§ EXERCISE DETAILS
Copy the data exactly as it appears, and do not include any pictures.

§ Part of a data file
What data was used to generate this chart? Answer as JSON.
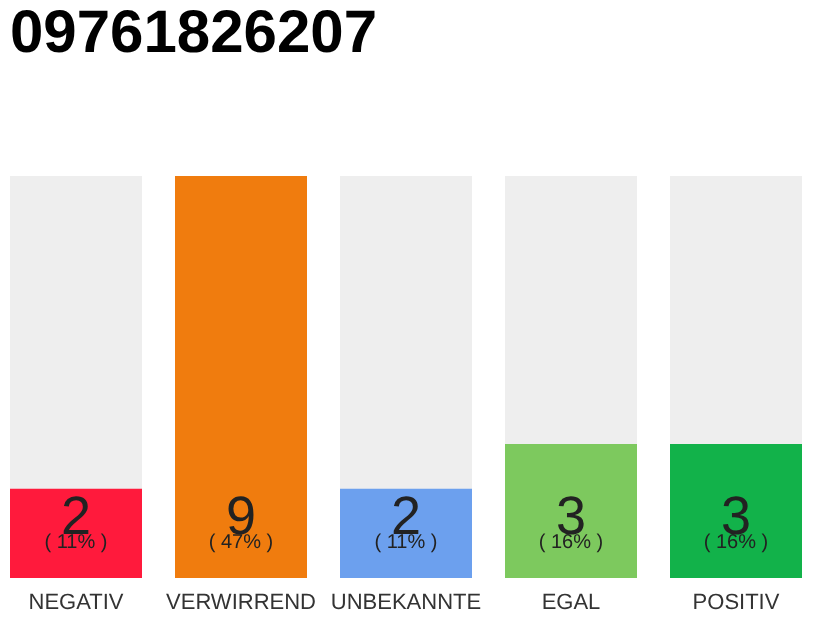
{
  "chart_data": {
    "type": "bar",
    "title": "09761826207",
    "categories": [
      "NEGATIV",
      "VERWIRREND",
      "UNBEKANNTE",
      "EGAL",
      "POSITIV"
    ],
    "values": [
      2,
      9,
      2,
      3,
      3
    ],
    "colors": [
      "#ff1a3c",
      "#f07c0e",
      "#6ca0ee",
      "#7dc95e",
      "#12b24a"
    ],
    "ylim": [
      0,
      9
    ],
    "tick_labels": "x",
    "data_labels": true,
    "legend": false,
    "annotations": [
      "( 11% )",
      "( 47% )",
      "( 11% )",
      "( 16% )",
      "( 16% )"
    ]
  }
}
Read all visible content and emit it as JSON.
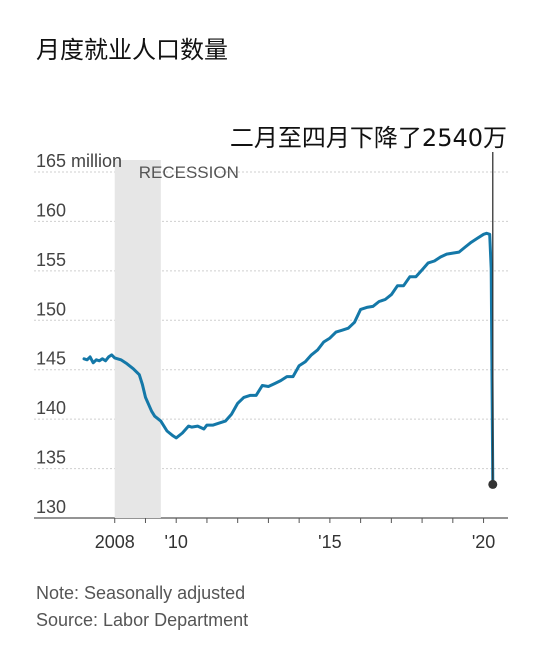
{
  "title": "月度就业人口数量",
  "note": "Note: Seasonally adjusted",
  "source": "Source: Labor Department",
  "colors": {
    "line": "#1478a8",
    "recession": "#e6e6e6",
    "grid": "#cfcfcf",
    "marker": "#333333"
  },
  "chart_data": {
    "type": "line",
    "title": "月度就业人口数量",
    "xlabel": "",
    "ylabel": "",
    "ylim": [
      130,
      165
    ],
    "xlim": [
      2007.0,
      2020.6
    ],
    "y_ticks": [
      130,
      135,
      140,
      145,
      150,
      155,
      160,
      165
    ],
    "y_tick_labels": [
      "130",
      "135",
      "140",
      "145",
      "150",
      "155",
      "160",
      "165 million"
    ],
    "x_ticks": [
      2008,
      2010,
      2015,
      2020
    ],
    "x_tick_labels": [
      "2008",
      "'10",
      "'15",
      "'20"
    ],
    "recession": {
      "label": "RECESSION",
      "start": 2008.0,
      "end": 2009.5
    },
    "annotation": {
      "text": "二月至四月下降了2540万",
      "x": 2020.3,
      "y": 133.4
    },
    "series": [
      {
        "x": [
          2007.0,
          2007.1,
          2007.2,
          2007.3,
          2007.4,
          2007.5,
          2007.6,
          2007.7,
          2007.8,
          2007.9,
          2008.0,
          2008.2,
          2008.4,
          2008.6,
          2008.8,
          2008.9,
          2009.0,
          2009.2,
          2009.3,
          2009.5,
          2009.7,
          2009.9,
          2010.0,
          2010.2,
          2010.4,
          2010.5,
          2010.7,
          2010.9,
          2011.0,
          2011.2,
          2011.4,
          2011.6,
          2011.8,
          2012.0,
          2012.2,
          2012.4,
          2012.6,
          2012.8,
          2013.0,
          2013.2,
          2013.4,
          2013.6,
          2013.8,
          2014.0,
          2014.2,
          2014.4,
          2014.6,
          2014.8,
          2015.0,
          2015.2,
          2015.4,
          2015.6,
          2015.8,
          2016.0,
          2016.2,
          2016.4,
          2016.6,
          2016.8,
          2017.0,
          2017.2,
          2017.4,
          2017.6,
          2017.8,
          2018.0,
          2018.2,
          2018.4,
          2018.6,
          2018.8,
          2019.0,
          2019.2,
          2019.4,
          2019.6,
          2019.8,
          2020.0,
          2020.1,
          2020.2,
          2020.25,
          2020.3
        ],
        "y": [
          146.1,
          146.0,
          146.3,
          145.7,
          146.0,
          145.9,
          146.1,
          145.9,
          146.3,
          146.5,
          146.2,
          146.0,
          145.6,
          145.1,
          144.5,
          143.5,
          142.2,
          140.8,
          140.3,
          139.8,
          138.8,
          138.3,
          138.1,
          138.6,
          139.3,
          139.2,
          139.3,
          139.0,
          139.4,
          139.4,
          139.6,
          139.8,
          140.5,
          141.6,
          142.2,
          142.4,
          142.4,
          143.4,
          143.3,
          143.6,
          143.9,
          144.3,
          144.3,
          145.4,
          145.8,
          146.5,
          147.0,
          147.8,
          148.2,
          148.8,
          149.0,
          149.2,
          149.8,
          151.1,
          151.3,
          151.4,
          151.9,
          152.1,
          152.6,
          153.5,
          153.5,
          154.4,
          154.4,
          155.1,
          155.8,
          156.0,
          156.4,
          156.7,
          156.8,
          156.9,
          157.4,
          157.9,
          158.3,
          158.7,
          158.8,
          158.7,
          155.2,
          133.4
        ]
      }
    ]
  }
}
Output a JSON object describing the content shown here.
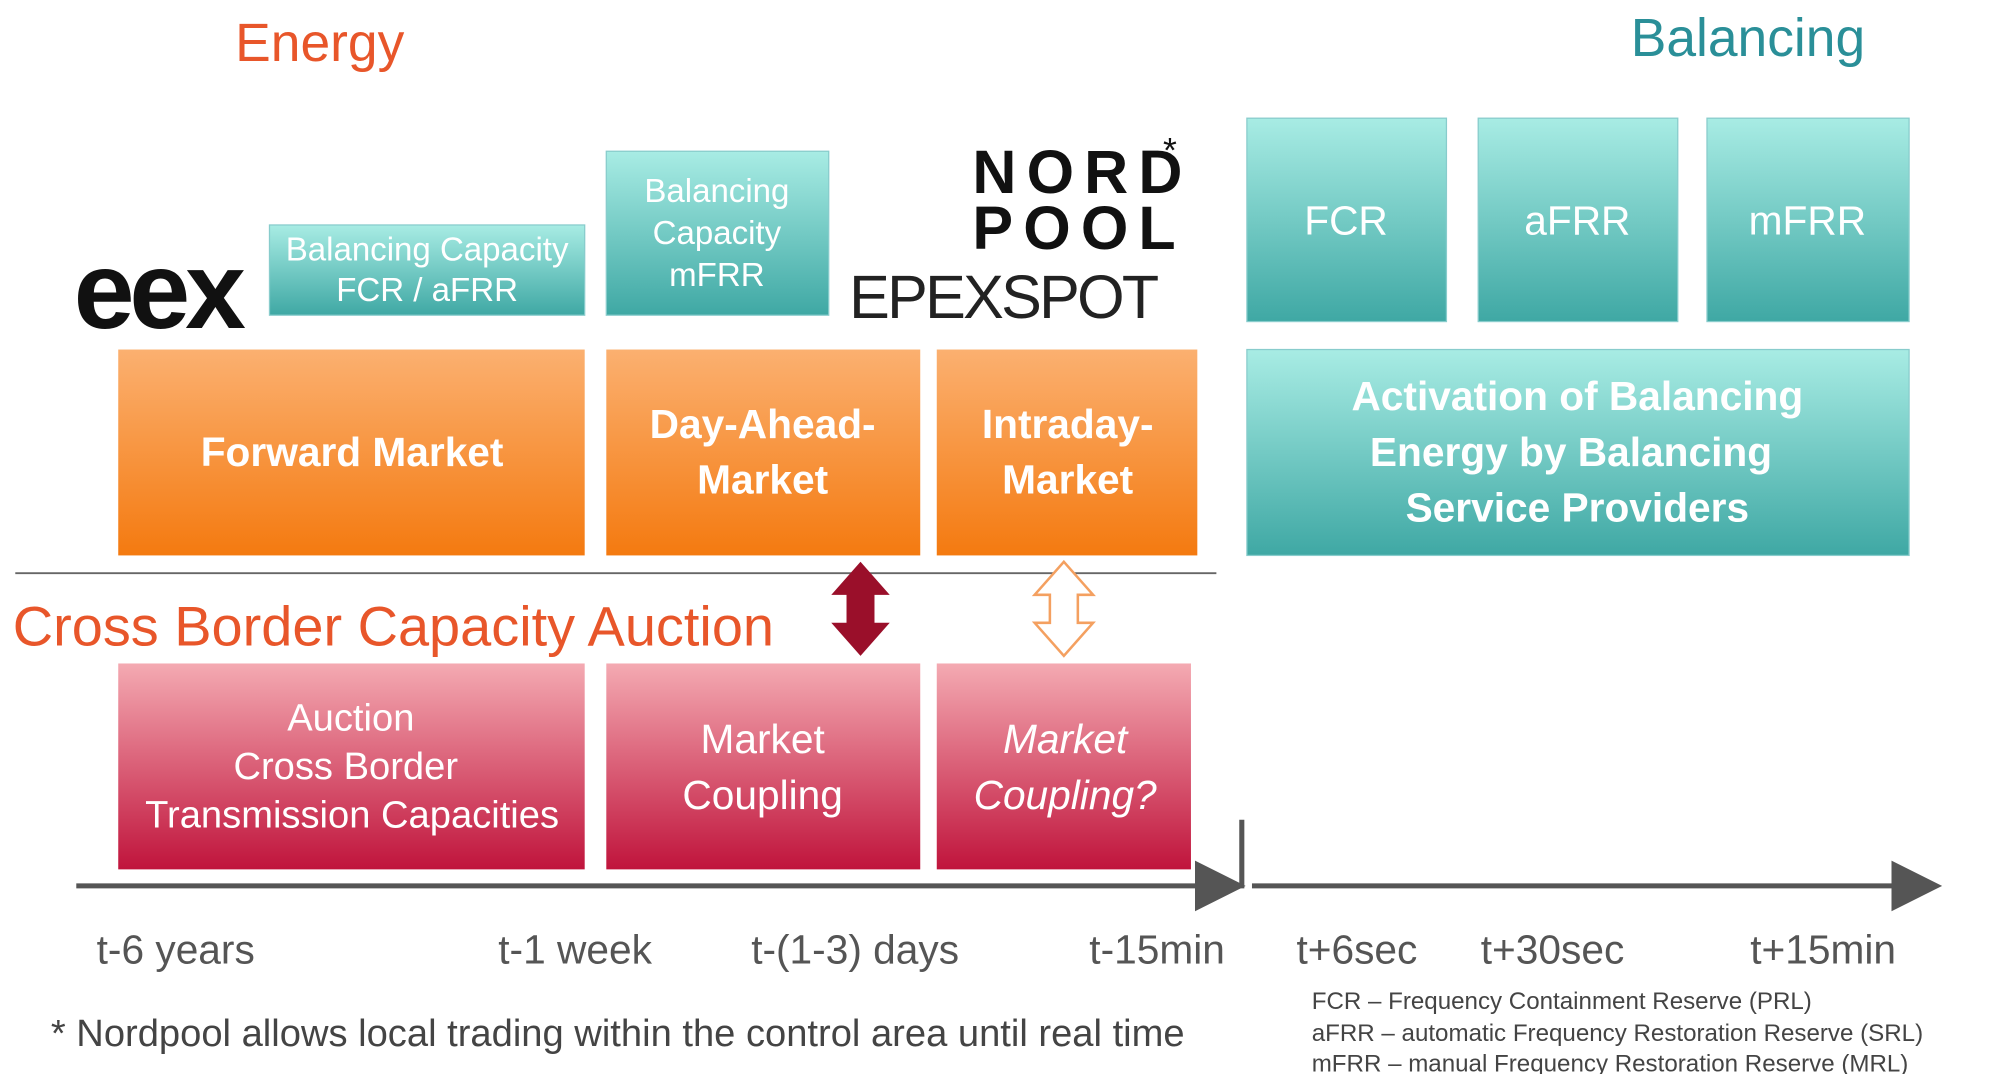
{
  "headers": {
    "energy": "Energy",
    "balancing": "Balancing",
    "cross_border": "Cross Border Capacity Auction"
  },
  "logos": {
    "eex": "eex",
    "nordpool": [
      "NORD",
      "POOL"
    ],
    "asterisk": "*",
    "epexspot": "EPEXSPOT"
  },
  "capacity_boxes": [
    [
      "Balancing Capacity",
      "FCR / aFRR"
    ],
    [
      "Balancing",
      "Capacity",
      "mFRR"
    ]
  ],
  "balancing_boxes": [
    "FCR",
    "aFRR",
    "mFRR"
  ],
  "market_boxes": [
    [
      "Forward Market"
    ],
    [
      "Day-Ahead-",
      "Market"
    ],
    [
      "Intraday-",
      "Market"
    ]
  ],
  "activation_box": [
    "Activation of Balancing",
    "Energy by Balancing",
    "Service Providers"
  ],
  "coupling_boxes": [
    [
      "Auction",
      "Cross Border",
      "Transmission Capacities"
    ],
    [
      "Market",
      "Coupling"
    ],
    [
      "Market",
      "Coupling?"
    ]
  ],
  "timeline": [
    "t-6 years",
    "t-1 week",
    "t-(1-3) days",
    "t-15min",
    "t+6sec",
    "t+30sec",
    "t+15min"
  ],
  "footnote": "* Nordpool allows local trading within the control area until real time",
  "legend": [
    "FCR – Frequency Containment Reserve (PRL)",
    "aFRR – automatic Frequency Restoration Reserve (SRL)",
    "mFRR – manual Frequency Restoration Reserve (MRL)"
  ]
}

§ RIGHT ANSWER
What data was used to generate this chart? Answer as JSON.
{
  "chart_data": {
    "type": "bar",
    "title": "09761826207",
    "categories": [
      "NEGATIV",
      "VERWIRREND",
      "UNBEKANNTE",
      "EGAL",
      "POSITIV"
    ],
    "values": [
      2,
      9,
      2,
      3,
      3
    ],
    "colors": [
      "#ff1a3c",
      "#f07c0e",
      "#6ca0ee",
      "#7dc95e",
      "#12b24a"
    ],
    "ylim": [
      0,
      9
    ],
    "tick_labels": "x",
    "data_labels": true,
    "legend": false,
    "annotations": [
      "( 11% )",
      "( 47% )",
      "( 11% )",
      "( 16% )",
      "( 16% )"
    ]
  }
}
Read all visible content and emit it as JSON.
{
  "title": "月度就业人口数量",
  "note": "Note: Seasonally adjusted",
  "source": "Source: Labor Department",
  "colors": {
    "line": "#1478a8",
    "recession": "#e6e6e6",
    "grid": "#cfcfcf",
    "marker": "#333333"
  },
  "chart_data": {
    "type": "line",
    "title": "月度就业人口数量",
    "xlabel": "",
    "ylabel": "",
    "ylim": [
      130,
      165
    ],
    "xlim": [
      2007.0,
      2020.6
    ],
    "y_ticks": [
      130,
      135,
      140,
      145,
      150,
      155,
      160,
      165
    ],
    "y_tick_labels": [
      "130",
      "135",
      "140",
      "145",
      "150",
      "155",
      "160",
      "165 million"
    ],
    "x_ticks": [
      2008,
      2010,
      2015,
      2020
    ],
    "x_tick_labels": [
      "2008",
      "'10",
      "'15",
      "'20"
    ],
    "recession": {
      "label": "RECESSION",
      "start": 2008.0,
      "end": 2009.5
    },
    "annotation": {
      "text": "二月至四月下降了2540万",
      "x": 2020.3,
      "y": 133.4
    },
    "series": [
      {
        "x": [
          2007.0,
          2007.1,
          2007.2,
          2007.3,
          2007.4,
          2007.5,
          2007.6,
          2007.7,
          2007.8,
          2007.9,
          2008.0,
          2008.2,
          2008.4,
          2008.6,
          2008.8,
          2008.9,
          2009.0,
          2009.2,
          2009.3,
          2009.5,
          2009.7,
          2009.9,
          2010.0,
          2010.2,
          2010.4,
          2010.5,
          2010.7,
          2010.9,
          2011.0,
          2011.2,
          2011.4,
          2011.6,
          2011.8,
          2012.0,
          2012.2,
          2012.4,
          2012.6,
          2012.8,
          2013.0,
          2013.2,
          2013.4,
          2013.6,
          2013.8,
          2014.0,
          2014.2,
          2014.4,
          2014.6,
          2014.8,
          2015.0,
          2015.2,
          2015.4,
          2015.6,
          2015.8,
          2016.0,
          2016.2,
          2016.4,
          2016.6,
          2016.8,
          2017.0,
          2017.2,
          2017.4,
          2017.6,
          2017.8,
          2018.0,
          2018.2,
          2018.4,
          2018.6,
          2018.8,
          2019.0,
          2019.2,
          2019.4,
          2019.6,
          2019.8,
          2020.0,
          2020.1,
          2020.2,
          2020.25,
          2020.3
        ],
        "y": [
          146.1,
          146.0,
          146.3,
          145.7,
          146.0,
          145.9,
          146.1,
          145.9,
          146.3,
          146.5,
          146.2,
          146.0,
          145.6,
          145.1,
          144.5,
          143.5,
          142.2,
          140.8,
          140.3,
          139.8,
          138.8,
          138.3,
          138.1,
          138.6,
          139.3,
          139.2,
          139.3,
          139.0,
          139.4,
          139.4,
          139.6,
          139.8,
          140.5,
          141.6,
          142.2,
          142.4,
          142.4,
          143.4,
          143.3,
          143.6,
          143.9,
          144.3,
          144.3,
          145.4,
          145.8,
          146.5,
          147.0,
          147.8,
          148.2,
          148.8,
          149.0,
          149.2,
          149.8,
          151.1,
          151.3,
          151.4,
          151.9,
          152.1,
          152.6,
          153.5,
          153.5,
          154.4,
          154.4,
          155.1,
          155.8,
          156.0,
          156.4,
          156.7,
          156.8,
          156.9,
          157.4,
          157.9,
          158.3,
          158.7,
          158.8,
          158.7,
          155.2,
          133.4
        ]
      }
    ]
  }
}
Output a JSON object describing the content shown here.
{
  "headers": {
    "energy": "Energy",
    "balancing": "Balancing",
    "cross_border": "Cross Border Capacity Auction"
  },
  "logos": {
    "eex": "eex",
    "nordpool": [
      "NORD",
      "POOL"
    ],
    "asterisk": "*",
    "epexspot": "EPEXSPOT"
  },
  "capacity_boxes": [
    [
      "Balancing Capacity",
      "FCR / aFRR"
    ],
    [
      "Balancing",
      "Capacity",
      "mFRR"
    ]
  ],
  "balancing_boxes": [
    "FCR",
    "aFRR",
    "mFRR"
  ],
  "market_boxes": [
    [
      "Forward Market"
    ],
    [
      "Day-Ahead-",
      "Market"
    ],
    [
      "Intraday-",
      "Market"
    ]
  ],
  "activation_box": [
    "Activation of Balancing",
    "Energy by Balancing",
    "Service Providers"
  ],
  "coupling_boxes": [
    [
      "Auction",
      "Cross Border",
      "Transmission Capacities"
    ],
    [
      "Market",
      "Coupling"
    ],
    [
      "Market",
      "Coupling?"
    ]
  ],
  "timeline": [
    "t-6 years",
    "t-1 week",
    "t-(1-3) days",
    "t-15min",
    "t+6sec",
    "t+30sec",
    "t+15min"
  ],
  "footnote": "* Nordpool allows local trading within the control area until real time",
  "legend": [
    "FCR – Frequency Containment Reserve (PRL)",
    "aFRR – automatic Frequency Restoration Reserve (SRL)",
    "mFRR – manual Frequency Restoration Reserve (MRL)"
  ]
}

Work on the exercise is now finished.